Figure content listings
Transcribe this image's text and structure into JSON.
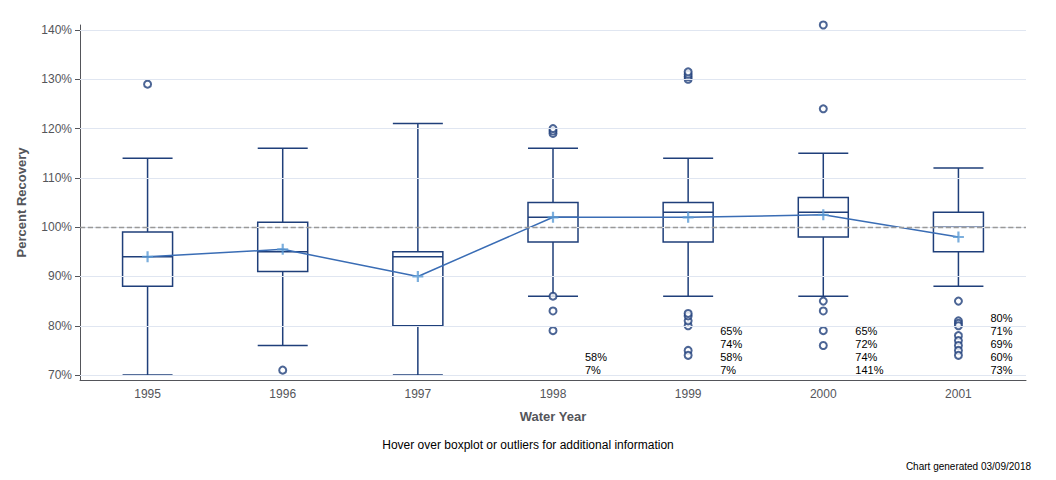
{
  "chart_data": {
    "type": "boxplot",
    "xlabel": "Water Year",
    "ylabel": "Percent Recovery",
    "subtitle": "Hover over boxplot or outliers for additional information",
    "footer": "Chart generated 03/09/2018",
    "categories": [
      "1995",
      "1996",
      "1997",
      "1998",
      "1999",
      "2000",
      "2001"
    ],
    "series": [
      {
        "type": "boxplot",
        "color": "#1f3f7a",
        "boxes": [
          {
            "whislo": 70,
            "q1": 88,
            "median": 94,
            "q3": 99,
            "whishi": 114
          },
          {
            "whislo": 76,
            "q1": 91,
            "median": 95,
            "q3": 101,
            "whishi": 116
          },
          {
            "whislo": 70,
            "q1": 80,
            "median": 94,
            "q3": 95,
            "whishi": 121
          },
          {
            "whislo": 86,
            "q1": 97,
            "median": 102,
            "q3": 105,
            "whishi": 116
          },
          {
            "whislo": 86,
            "q1": 97,
            "median": 103,
            "q3": 105,
            "whishi": 114
          },
          {
            "whislo": 86,
            "q1": 98,
            "median": 103,
            "q3": 106,
            "whishi": 115
          },
          {
            "whislo": 88,
            "q1": 95,
            "median": 100,
            "q3": 103,
            "whishi": 112
          }
        ]
      },
      {
        "type": "scatter",
        "marker": "emptyCircle",
        "color": "#1f3f7a",
        "values": [
          [
            129
          ],
          [
            71
          ],
          [],
          [
            86,
            83,
            79,
            119,
            119.5,
            120
          ],
          [
            130,
            130.5,
            131,
            131.5,
            75,
            80,
            81,
            82,
            82.5,
            74
          ],
          [
            141,
            124,
            85,
            83,
            79,
            76
          ],
          [
            85,
            81,
            80.5,
            80,
            78,
            77,
            76,
            75,
            74
          ]
        ]
      },
      {
        "type": "scatter",
        "marker": "plus",
        "color": "#5b9bd5",
        "values": [
          94,
          95.5,
          90,
          102,
          102,
          102.5,
          98
        ]
      },
      {
        "type": "line",
        "color": "#3a6db5",
        "values": [
          94,
          95.5,
          90,
          102,
          102,
          102.5,
          98
        ]
      }
    ],
    "reference_line": {
      "value": 100,
      "color": "#999999",
      "line_style": "dashed"
    },
    "annotations": [
      {
        "text": "7%",
        "category": "1998"
      },
      {
        "text": "58%",
        "category": "1998"
      },
      {
        "text": "7%",
        "category": "1999"
      },
      {
        "text": "58%",
        "category": "1999"
      },
      {
        "text": "74%",
        "category": "1999"
      },
      {
        "text": "65%",
        "category": "1999"
      },
      {
        "text": "141%",
        "category": "2000"
      },
      {
        "text": "74%",
        "category": "2000"
      },
      {
        "text": "72%",
        "category": "2000"
      },
      {
        "text": "65%",
        "category": "2000"
      },
      {
        "text": "73%",
        "category": "2001"
      },
      {
        "text": "60%",
        "category": "2001"
      },
      {
        "text": "69%",
        "category": "2001"
      },
      {
        "text": "71%",
        "category": "2001"
      },
      {
        "text": "80%",
        "category": "2001"
      }
    ],
    "ylim": [
      69,
      141
    ],
    "yticks": [
      {
        "value": 70,
        "label": "70%"
      },
      {
        "value": 80,
        "label": "80%"
      },
      {
        "value": 90,
        "label": "90%"
      },
      {
        "value": 100,
        "label": "100%"
      },
      {
        "value": 110,
        "label": "110%"
      },
      {
        "value": 120,
        "label": "120%"
      },
      {
        "value": 130,
        "label": "130%"
      },
      {
        "value": 140,
        "label": "140%"
      }
    ],
    "grid": true
  }
}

# Task to carry out:
Pull out all lines containing the word "type" from the entries above.

# Final result:
    "type": "boxplot",
        "type": "boxplot",
        "type": "scatter",
        "type": "scatter",
        "type": "line",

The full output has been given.